**DATA SHOWN:**
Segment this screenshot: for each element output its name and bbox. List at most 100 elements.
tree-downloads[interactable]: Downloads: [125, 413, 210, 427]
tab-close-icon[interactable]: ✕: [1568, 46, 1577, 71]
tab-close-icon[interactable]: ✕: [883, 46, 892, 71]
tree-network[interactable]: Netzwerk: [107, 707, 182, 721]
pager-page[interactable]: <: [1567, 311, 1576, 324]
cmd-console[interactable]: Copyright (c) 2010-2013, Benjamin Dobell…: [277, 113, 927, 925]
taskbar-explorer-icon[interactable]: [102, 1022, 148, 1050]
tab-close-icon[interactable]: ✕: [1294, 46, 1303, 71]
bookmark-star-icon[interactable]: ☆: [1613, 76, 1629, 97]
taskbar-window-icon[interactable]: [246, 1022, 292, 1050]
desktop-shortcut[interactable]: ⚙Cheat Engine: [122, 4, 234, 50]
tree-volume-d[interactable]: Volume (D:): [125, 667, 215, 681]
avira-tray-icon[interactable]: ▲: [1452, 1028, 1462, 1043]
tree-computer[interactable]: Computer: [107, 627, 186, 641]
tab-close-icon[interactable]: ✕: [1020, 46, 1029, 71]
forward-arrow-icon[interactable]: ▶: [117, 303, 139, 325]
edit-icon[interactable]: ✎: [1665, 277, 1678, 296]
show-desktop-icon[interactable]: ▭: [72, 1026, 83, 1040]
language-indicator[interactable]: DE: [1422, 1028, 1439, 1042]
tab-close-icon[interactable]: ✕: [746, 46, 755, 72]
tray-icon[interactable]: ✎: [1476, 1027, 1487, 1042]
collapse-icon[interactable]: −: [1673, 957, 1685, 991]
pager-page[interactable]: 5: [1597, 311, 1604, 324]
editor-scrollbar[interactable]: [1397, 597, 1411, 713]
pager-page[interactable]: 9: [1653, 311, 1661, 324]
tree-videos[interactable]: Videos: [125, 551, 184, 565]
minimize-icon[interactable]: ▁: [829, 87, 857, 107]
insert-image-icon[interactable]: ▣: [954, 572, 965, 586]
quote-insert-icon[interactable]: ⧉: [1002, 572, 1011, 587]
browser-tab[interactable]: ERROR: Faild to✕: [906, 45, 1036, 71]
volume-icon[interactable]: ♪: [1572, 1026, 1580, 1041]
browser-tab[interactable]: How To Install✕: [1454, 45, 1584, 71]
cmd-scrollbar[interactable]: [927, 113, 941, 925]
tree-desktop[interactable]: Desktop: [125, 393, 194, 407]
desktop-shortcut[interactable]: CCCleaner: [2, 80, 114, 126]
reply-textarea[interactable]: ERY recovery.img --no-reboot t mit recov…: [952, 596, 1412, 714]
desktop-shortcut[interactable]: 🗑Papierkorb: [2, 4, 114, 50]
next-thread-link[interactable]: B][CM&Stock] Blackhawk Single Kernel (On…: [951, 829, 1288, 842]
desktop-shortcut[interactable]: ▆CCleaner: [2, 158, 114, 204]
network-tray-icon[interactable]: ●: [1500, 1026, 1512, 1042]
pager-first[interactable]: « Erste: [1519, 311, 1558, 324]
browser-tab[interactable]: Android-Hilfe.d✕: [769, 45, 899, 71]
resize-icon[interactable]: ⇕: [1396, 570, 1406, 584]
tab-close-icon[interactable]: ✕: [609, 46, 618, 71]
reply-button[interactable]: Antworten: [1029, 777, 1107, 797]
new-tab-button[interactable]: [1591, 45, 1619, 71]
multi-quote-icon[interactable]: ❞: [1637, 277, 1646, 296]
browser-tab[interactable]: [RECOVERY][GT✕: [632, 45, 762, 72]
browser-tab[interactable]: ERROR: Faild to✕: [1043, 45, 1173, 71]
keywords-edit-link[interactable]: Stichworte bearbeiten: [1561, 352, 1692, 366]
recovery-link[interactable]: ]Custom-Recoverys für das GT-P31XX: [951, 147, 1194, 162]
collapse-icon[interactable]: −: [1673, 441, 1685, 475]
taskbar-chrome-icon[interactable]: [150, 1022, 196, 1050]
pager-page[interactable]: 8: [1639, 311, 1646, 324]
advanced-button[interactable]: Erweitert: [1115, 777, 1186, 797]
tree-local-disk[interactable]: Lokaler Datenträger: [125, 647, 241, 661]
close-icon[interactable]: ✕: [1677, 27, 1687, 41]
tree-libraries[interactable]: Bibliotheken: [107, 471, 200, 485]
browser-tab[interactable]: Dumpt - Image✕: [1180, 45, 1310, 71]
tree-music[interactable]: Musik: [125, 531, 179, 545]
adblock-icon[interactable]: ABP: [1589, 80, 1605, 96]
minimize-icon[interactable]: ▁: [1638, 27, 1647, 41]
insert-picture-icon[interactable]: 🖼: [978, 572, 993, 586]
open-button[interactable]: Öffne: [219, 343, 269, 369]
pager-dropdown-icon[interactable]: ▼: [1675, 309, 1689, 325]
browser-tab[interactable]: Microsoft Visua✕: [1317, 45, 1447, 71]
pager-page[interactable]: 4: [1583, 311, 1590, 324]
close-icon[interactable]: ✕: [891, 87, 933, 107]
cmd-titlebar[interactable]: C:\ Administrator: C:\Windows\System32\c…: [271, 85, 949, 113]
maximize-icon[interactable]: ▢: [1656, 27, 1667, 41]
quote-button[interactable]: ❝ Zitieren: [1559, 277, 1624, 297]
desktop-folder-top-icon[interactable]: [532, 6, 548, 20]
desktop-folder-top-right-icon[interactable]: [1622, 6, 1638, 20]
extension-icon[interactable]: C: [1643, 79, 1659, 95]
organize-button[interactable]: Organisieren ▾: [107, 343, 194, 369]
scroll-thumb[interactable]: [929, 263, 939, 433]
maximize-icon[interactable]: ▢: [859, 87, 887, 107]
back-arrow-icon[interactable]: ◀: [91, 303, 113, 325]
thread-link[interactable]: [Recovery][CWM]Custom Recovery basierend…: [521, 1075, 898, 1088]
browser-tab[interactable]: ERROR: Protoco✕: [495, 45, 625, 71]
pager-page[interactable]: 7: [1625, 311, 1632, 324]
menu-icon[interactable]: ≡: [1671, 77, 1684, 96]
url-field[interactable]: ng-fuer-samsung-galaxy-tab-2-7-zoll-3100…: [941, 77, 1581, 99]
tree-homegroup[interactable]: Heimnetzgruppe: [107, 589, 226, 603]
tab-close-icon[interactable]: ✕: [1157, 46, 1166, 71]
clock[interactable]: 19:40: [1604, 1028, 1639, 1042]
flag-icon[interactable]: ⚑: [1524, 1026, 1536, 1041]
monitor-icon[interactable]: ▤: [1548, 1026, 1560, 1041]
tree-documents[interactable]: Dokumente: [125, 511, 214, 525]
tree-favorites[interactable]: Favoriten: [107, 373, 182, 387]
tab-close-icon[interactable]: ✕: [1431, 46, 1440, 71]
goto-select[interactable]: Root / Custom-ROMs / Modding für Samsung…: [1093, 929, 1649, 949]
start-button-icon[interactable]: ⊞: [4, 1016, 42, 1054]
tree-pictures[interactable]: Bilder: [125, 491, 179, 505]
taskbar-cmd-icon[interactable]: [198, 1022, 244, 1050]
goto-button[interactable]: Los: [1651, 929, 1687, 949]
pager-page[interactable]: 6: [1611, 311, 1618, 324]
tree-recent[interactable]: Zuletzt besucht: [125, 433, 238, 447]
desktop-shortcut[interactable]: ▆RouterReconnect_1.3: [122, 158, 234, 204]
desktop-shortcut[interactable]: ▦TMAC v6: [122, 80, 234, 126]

**EXERCISE AIM:**
Reproduce each item above word for word, keeping every line and character unchanged.

**FINAL RESULT:**
Segment this screenshot: for each element output its name and bbox. List at most 100 elements.
tree-downloads[interactable]: Downloads: [125, 413, 210, 427]
tab-close-icon[interactable]: ✕: [1568, 46, 1577, 71]
tab-close-icon[interactable]: ✕: [883, 46, 892, 71]
tree-network[interactable]: Netzwerk: [107, 707, 182, 721]
pager-page[interactable]: <: [1567, 311, 1576, 324]
cmd-console[interactable]: Copyright (c) 2010-2013, Benjamin Dobell…: [277, 113, 927, 925]
taskbar-explorer-icon[interactable]: [102, 1022, 148, 1050]
tab-close-icon[interactable]: ✕: [1294, 46, 1303, 71]
bookmark-star-icon[interactable]: ☆: [1613, 76, 1629, 97]
taskbar-window-icon[interactable]: [246, 1022, 292, 1050]
desktop-shortcut[interactable]: ⚙Cheat Engine: [122, 4, 234, 50]
tree-volume-d[interactable]: Volume (D:): [125, 667, 215, 681]
avira-tray-icon[interactable]: ▲: [1452, 1028, 1462, 1043]
tree-computer[interactable]: Computer: [107, 627, 186, 641]
tab-close-icon[interactable]: ✕: [1020, 46, 1029, 71]
forward-arrow-icon[interactable]: ▶: [117, 303, 139, 325]
edit-icon[interactable]: ✎: [1665, 277, 1678, 296]
show-desktop-icon[interactable]: ▭: [72, 1026, 83, 1040]
language-indicator[interactable]: DE: [1422, 1028, 1439, 1042]
tab-close-icon[interactable]: ✕: [746, 46, 755, 72]
tray-icon[interactable]: ✎: [1476, 1027, 1487, 1042]
collapse-icon[interactable]: −: [1673, 957, 1685, 991]
pager-page[interactable]: 5: [1597, 311, 1604, 324]
editor-scrollbar[interactable]: [1397, 597, 1411, 713]
pager-page[interactable]: 9: [1653, 311, 1661, 324]
tree-videos[interactable]: Videos: [125, 551, 184, 565]
minimize-icon[interactable]: ▁: [829, 87, 857, 107]
insert-image-icon[interactable]: ▣: [954, 572, 965, 586]
quote-insert-icon[interactable]: ⧉: [1002, 572, 1011, 587]
browser-tab[interactable]: ERROR: Faild to✕: [906, 45, 1036, 71]
volume-icon[interactable]: ♪: [1572, 1026, 1580, 1041]
browser-tab[interactable]: How To Install✕: [1454, 45, 1584, 71]
cmd-scrollbar[interactable]: [927, 113, 941, 925]
tree-desktop[interactable]: Desktop: [125, 393, 194, 407]
desktop-shortcut[interactable]: CCCleaner: [2, 80, 114, 126]
reply-textarea[interactable]: ERY recovery.img --no-reboot t mit recov…: [952, 596, 1412, 714]
desktop-shortcut[interactable]: 🗑Papierkorb: [2, 4, 114, 50]
next-thread-link[interactable]: B][CM&Stock] Blackhawk Single Kernel (On…: [951, 829, 1288, 842]
desktop-shortcut[interactable]: ▆CCleaner: [2, 158, 114, 204]
network-tray-icon[interactable]: ●: [1500, 1026, 1512, 1042]
pager-first[interactable]: « Erste: [1519, 311, 1558, 324]
browser-tab[interactable]: Android-Hilfe.d✕: [769, 45, 899, 71]
resize-icon[interactable]: ⇕: [1396, 570, 1406, 584]
tab-close-icon[interactable]: ✕: [609, 46, 618, 71]
reply-button[interactable]: Antworten: [1029, 777, 1107, 797]
new-tab-button[interactable]: [1591, 45, 1619, 71]
multi-quote-icon[interactable]: ❞: [1637, 277, 1646, 296]
browser-tab[interactable]: [RECOVERY][GT✕: [632, 45, 762, 72]
browser-tab[interactable]: ERROR: Faild to✕: [1043, 45, 1173, 71]
keywords-edit-link[interactable]: Stichworte bearbeiten: [1561, 352, 1692, 366]
recovery-link[interactable]: ]Custom-Recoverys für das GT-P31XX: [951, 147, 1194, 162]
collapse-icon[interactable]: −: [1673, 441, 1685, 475]
taskbar-chrome-icon[interactable]: [150, 1022, 196, 1050]
pager-page[interactable]: 8: [1639, 311, 1646, 324]
advanced-button[interactable]: Erweitert: [1115, 777, 1186, 797]
tree-local-disk[interactable]: Lokaler Datenträger: [125, 647, 241, 661]
close-icon[interactable]: ✕: [1677, 27, 1687, 41]
tree-libraries[interactable]: Bibliotheken: [107, 471, 200, 485]
browser-tab[interactable]: Dumpt - Image✕: [1180, 45, 1310, 71]
tree-music[interactable]: Musik: [125, 531, 179, 545]
adblock-icon[interactable]: ABP: [1589, 80, 1605, 96]
minimize-icon[interactable]: ▁: [1638, 27, 1647, 41]
insert-picture-icon[interactable]: 🖼: [978, 572, 993, 586]
open-button[interactable]: Öffne: [219, 343, 269, 369]
pager-dropdown-icon[interactable]: ▼: [1675, 309, 1689, 325]
browser-tab[interactable]: Microsoft Visua✕: [1317, 45, 1447, 71]
pager-page[interactable]: 4: [1583, 311, 1590, 324]
close-icon[interactable]: ✕: [891, 87, 933, 107]
cmd-titlebar[interactable]: C:\ Administrator: C:\Windows\System32\c…: [271, 85, 949, 113]
maximize-icon[interactable]: ▢: [1656, 27, 1667, 41]
quote-button[interactable]: ❝ Zitieren: [1559, 277, 1624, 297]
desktop-folder-top-icon[interactable]: [532, 6, 548, 20]
desktop-folder-top-right-icon[interactable]: [1622, 6, 1638, 20]
extension-icon[interactable]: C: [1643, 79, 1659, 95]
organize-button[interactable]: Organisieren ▾: [107, 343, 194, 369]
scroll-thumb[interactable]: [929, 263, 939, 433]
maximize-icon[interactable]: ▢: [859, 87, 887, 107]
back-arrow-icon[interactable]: ◀: [91, 303, 113, 325]
thread-link[interactable]: [Recovery][CWM]Custom Recovery basierend…: [521, 1075, 898, 1088]
browser-tab[interactable]: ERROR: Protoco✕: [495, 45, 625, 71]
pager-page[interactable]: 7: [1625, 311, 1632, 324]
menu-icon[interactable]: ≡: [1671, 77, 1684, 96]
url-field[interactable]: ng-fuer-samsung-galaxy-tab-2-7-zoll-3100…: [941, 77, 1581, 99]
tree-homegroup[interactable]: Heimnetzgruppe: [107, 589, 226, 603]
tab-close-icon[interactable]: ✕: [1157, 46, 1166, 71]
clock[interactable]: 19:40: [1604, 1028, 1639, 1042]
flag-icon[interactable]: ⚑: [1524, 1026, 1536, 1041]
monitor-icon[interactable]: ▤: [1548, 1026, 1560, 1041]
tree-documents[interactable]: Dokumente: [125, 511, 214, 525]
tree-favorites[interactable]: Favoriten: [107, 373, 182, 387]
tab-close-icon[interactable]: ✕: [1431, 46, 1440, 71]
goto-select[interactable]: Root / Custom-ROMs / Modding für Samsung…: [1093, 929, 1649, 949]
start-button-icon[interactable]: ⊞: [4, 1016, 42, 1054]
tree-pictures[interactable]: Bilder: [125, 491, 179, 505]
taskbar-cmd-icon[interactable]: [198, 1022, 244, 1050]
goto-button[interactable]: Los: [1651, 929, 1687, 949]
pager-page[interactable]: 6: [1611, 311, 1618, 324]
tree-recent[interactable]: Zuletzt besucht: [125, 433, 238, 447]
desktop-shortcut[interactable]: ▆RouterReconnect_1.3: [122, 158, 234, 204]
desktop-shortcut[interactable]: ▦TMAC v6: [122, 80, 234, 126]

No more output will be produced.